_WORK REQUIRED_
Output the records. Match them exactly.

━━━ TASK INPUT

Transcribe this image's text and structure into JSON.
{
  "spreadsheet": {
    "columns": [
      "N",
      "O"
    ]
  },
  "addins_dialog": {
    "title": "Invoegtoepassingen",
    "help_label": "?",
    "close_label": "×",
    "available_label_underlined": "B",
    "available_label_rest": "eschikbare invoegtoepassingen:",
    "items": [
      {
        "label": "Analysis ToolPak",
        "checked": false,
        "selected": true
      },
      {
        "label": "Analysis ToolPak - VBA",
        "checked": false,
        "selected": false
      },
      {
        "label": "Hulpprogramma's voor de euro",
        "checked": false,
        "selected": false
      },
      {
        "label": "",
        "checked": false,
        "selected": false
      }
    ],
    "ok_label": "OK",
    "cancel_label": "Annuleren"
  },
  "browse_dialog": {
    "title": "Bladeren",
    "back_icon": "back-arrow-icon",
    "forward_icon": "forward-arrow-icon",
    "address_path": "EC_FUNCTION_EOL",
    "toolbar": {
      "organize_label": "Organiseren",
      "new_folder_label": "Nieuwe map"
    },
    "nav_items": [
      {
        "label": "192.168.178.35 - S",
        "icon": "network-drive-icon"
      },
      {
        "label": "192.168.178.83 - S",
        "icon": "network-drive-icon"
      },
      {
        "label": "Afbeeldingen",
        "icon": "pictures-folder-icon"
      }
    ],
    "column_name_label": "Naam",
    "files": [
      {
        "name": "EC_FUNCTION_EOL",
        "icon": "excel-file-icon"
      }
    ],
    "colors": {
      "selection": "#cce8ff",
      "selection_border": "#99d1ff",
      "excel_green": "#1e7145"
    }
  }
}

━━━━━━

_CORRECT RESULT_
Transcribe this image's text and structure into JSON.
{
  "spreadsheet": {
    "columns": [
      "N",
      "O"
    ]
  },
  "addins_dialog": {
    "title": "Invoegtoepassingen",
    "help_label": "?",
    "close_label": "×",
    "available_label_underlined": "B",
    "available_label_rest": "eschikbare invoegtoepassingen:",
    "items": [
      {
        "label": "Analysis ToolPak",
        "checked": false,
        "selected": true
      },
      {
        "label": "Analysis ToolPak - VBA",
        "checked": false,
        "selected": false
      },
      {
        "label": "Hulpprogramma's voor de euro",
        "checked": false,
        "selected": false
      },
      {
        "label": "",
        "checked": false,
        "selected": false
      }
    ],
    "ok_label": "OK",
    "cancel_label": "Annuleren"
  },
  "browse_dialog": {
    "title": "Bladeren",
    "back_icon": "back-arrow-icon",
    "forward_icon": "forward-arrow-icon",
    "address_path": "EC_FUNCTION_EOL",
    "toolbar": {
      "organize_label": "Organiseren",
      "new_folder_label": "Nieuwe map"
    },
    "nav_items": [
      {
        "label": "192.168.178.35 - S",
        "icon": "network-drive-icon"
      },
      {
        "label": "192.168.178.83 - S",
        "icon": "network-drive-icon"
      },
      {
        "label": "Afbeeldingen",
        "icon": "pictures-folder-icon"
      }
    ],
    "column_name_label": "Naam",
    "files": [
      {
        "name": "EC_FUNCTION_EOL",
        "icon": "excel-file-icon"
      }
    ],
    "colors": {
      "selection": "#cce8ff",
      "selection_border": "#99d1ff",
      "excel_green": "#1e7145"
    }
  }
}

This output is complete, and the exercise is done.